What is expected :: Filter these entries so that only lines with the word "ISBN" remain.

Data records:
>> begin
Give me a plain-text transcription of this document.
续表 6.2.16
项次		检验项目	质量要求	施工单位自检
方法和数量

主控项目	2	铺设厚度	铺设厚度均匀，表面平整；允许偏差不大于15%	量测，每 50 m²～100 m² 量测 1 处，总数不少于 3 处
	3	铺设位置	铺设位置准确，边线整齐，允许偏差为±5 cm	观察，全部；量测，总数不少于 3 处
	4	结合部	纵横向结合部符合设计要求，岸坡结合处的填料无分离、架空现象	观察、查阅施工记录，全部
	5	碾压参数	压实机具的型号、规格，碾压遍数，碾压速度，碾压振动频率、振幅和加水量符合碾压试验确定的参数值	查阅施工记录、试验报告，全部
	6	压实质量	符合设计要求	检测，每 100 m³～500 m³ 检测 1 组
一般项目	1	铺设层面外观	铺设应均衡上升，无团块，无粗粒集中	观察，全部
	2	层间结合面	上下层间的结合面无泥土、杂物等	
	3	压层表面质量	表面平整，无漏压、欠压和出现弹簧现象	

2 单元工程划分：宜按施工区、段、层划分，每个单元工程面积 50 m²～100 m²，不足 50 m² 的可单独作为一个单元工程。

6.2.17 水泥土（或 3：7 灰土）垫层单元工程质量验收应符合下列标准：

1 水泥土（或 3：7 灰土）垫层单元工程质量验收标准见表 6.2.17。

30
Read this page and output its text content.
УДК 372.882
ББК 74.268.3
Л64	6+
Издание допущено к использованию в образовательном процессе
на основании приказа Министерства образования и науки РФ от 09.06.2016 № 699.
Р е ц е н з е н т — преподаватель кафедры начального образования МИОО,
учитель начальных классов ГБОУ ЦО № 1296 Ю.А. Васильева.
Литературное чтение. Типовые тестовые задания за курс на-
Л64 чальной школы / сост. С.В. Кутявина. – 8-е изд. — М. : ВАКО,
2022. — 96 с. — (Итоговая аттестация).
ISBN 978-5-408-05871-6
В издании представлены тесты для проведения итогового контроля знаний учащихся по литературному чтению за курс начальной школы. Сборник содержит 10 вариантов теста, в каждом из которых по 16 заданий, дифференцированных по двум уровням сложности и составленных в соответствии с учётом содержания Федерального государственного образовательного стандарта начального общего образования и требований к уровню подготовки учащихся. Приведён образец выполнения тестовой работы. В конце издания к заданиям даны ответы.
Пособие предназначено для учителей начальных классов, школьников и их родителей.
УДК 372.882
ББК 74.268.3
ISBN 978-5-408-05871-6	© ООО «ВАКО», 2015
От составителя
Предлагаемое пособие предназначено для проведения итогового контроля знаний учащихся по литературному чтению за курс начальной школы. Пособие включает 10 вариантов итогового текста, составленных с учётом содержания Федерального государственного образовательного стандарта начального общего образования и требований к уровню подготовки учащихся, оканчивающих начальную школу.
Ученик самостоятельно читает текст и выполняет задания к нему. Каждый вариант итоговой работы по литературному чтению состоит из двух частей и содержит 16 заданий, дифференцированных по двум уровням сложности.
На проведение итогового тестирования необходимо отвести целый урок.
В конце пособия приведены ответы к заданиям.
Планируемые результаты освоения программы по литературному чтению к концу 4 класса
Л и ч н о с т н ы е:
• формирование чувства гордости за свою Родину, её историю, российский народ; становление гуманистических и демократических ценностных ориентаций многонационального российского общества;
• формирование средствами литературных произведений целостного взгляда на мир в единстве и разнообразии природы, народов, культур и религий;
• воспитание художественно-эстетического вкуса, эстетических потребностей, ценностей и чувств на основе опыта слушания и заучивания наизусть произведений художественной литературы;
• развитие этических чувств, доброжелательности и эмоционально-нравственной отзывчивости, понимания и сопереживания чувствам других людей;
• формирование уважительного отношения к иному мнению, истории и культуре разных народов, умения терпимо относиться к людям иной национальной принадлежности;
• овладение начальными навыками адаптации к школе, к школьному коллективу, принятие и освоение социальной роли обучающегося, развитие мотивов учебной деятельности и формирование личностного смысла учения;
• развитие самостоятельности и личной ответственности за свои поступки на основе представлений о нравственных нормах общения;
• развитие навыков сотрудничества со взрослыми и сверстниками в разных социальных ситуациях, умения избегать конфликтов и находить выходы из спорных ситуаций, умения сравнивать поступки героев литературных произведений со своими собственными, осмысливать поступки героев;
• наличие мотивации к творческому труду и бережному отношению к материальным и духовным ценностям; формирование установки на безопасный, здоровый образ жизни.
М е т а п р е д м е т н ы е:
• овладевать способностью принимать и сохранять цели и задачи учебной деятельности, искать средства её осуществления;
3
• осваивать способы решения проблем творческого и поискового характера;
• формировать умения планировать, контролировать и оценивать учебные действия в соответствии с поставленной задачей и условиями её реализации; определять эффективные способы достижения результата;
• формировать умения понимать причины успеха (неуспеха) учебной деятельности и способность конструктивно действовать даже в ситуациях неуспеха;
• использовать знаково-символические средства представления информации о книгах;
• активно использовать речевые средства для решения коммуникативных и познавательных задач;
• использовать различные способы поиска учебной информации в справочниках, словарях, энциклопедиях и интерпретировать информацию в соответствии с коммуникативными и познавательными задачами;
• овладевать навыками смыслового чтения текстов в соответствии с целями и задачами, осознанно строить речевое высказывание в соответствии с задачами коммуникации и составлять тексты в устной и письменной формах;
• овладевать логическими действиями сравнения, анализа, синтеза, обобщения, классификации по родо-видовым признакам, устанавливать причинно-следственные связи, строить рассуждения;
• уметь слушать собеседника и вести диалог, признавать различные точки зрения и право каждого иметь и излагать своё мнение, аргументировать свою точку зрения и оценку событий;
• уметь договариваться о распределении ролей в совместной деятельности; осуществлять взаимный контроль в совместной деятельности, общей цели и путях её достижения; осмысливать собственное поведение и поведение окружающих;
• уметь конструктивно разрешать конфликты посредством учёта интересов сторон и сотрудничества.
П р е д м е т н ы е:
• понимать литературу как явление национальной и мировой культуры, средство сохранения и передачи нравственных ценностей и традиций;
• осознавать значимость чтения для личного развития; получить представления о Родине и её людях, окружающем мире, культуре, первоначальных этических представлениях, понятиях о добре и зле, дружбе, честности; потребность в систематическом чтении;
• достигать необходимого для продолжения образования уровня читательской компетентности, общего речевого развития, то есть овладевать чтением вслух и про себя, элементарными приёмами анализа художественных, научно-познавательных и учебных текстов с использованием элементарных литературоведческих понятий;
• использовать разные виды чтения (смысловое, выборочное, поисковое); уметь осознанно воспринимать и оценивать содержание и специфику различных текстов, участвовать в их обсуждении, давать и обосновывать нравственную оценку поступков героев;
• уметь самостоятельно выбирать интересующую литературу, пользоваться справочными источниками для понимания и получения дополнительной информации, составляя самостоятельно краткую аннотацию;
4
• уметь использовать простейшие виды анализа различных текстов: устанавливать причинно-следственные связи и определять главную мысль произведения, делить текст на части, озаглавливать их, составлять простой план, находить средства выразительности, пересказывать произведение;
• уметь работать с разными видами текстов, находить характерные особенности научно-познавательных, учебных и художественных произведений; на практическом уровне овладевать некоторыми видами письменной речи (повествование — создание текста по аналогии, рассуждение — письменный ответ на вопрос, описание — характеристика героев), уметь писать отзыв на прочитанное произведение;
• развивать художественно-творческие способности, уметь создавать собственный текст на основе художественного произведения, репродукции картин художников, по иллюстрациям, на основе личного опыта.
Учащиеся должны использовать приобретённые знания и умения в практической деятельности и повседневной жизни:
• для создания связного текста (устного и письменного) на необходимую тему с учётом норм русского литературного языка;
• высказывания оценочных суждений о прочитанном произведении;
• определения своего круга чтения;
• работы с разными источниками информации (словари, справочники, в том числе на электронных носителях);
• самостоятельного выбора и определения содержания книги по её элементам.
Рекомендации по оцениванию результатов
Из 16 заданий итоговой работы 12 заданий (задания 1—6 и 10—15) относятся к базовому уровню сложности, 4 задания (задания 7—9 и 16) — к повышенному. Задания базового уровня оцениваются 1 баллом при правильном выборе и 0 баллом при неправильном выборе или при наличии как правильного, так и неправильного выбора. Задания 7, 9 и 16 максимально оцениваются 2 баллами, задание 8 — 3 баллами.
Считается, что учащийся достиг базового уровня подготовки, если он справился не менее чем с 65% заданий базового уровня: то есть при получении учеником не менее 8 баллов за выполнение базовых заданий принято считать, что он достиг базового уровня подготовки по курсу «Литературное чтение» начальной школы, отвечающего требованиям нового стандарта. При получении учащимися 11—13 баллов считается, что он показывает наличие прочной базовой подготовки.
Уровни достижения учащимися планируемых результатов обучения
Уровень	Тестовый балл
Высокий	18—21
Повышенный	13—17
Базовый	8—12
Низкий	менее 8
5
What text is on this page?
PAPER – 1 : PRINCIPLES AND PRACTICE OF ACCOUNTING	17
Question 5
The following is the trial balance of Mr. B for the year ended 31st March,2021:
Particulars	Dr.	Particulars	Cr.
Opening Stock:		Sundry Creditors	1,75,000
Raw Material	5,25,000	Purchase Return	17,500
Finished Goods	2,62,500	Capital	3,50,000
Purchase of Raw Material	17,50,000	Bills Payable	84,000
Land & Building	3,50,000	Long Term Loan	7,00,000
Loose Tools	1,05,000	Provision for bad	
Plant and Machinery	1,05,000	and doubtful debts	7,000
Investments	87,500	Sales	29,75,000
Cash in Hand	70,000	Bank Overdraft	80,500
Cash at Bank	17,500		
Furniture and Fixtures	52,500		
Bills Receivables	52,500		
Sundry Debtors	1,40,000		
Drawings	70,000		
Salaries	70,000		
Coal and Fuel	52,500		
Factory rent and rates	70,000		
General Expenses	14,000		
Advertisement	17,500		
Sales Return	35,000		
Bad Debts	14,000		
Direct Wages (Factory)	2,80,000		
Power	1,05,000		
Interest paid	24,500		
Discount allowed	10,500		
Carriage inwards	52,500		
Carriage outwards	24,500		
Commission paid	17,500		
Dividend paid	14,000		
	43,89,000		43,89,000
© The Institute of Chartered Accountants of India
>> end
Exercise response ::
ISBN 978-5-408-05871-6
ISBN 978-5-408-05871-6	© ООО «ВАКО», 2015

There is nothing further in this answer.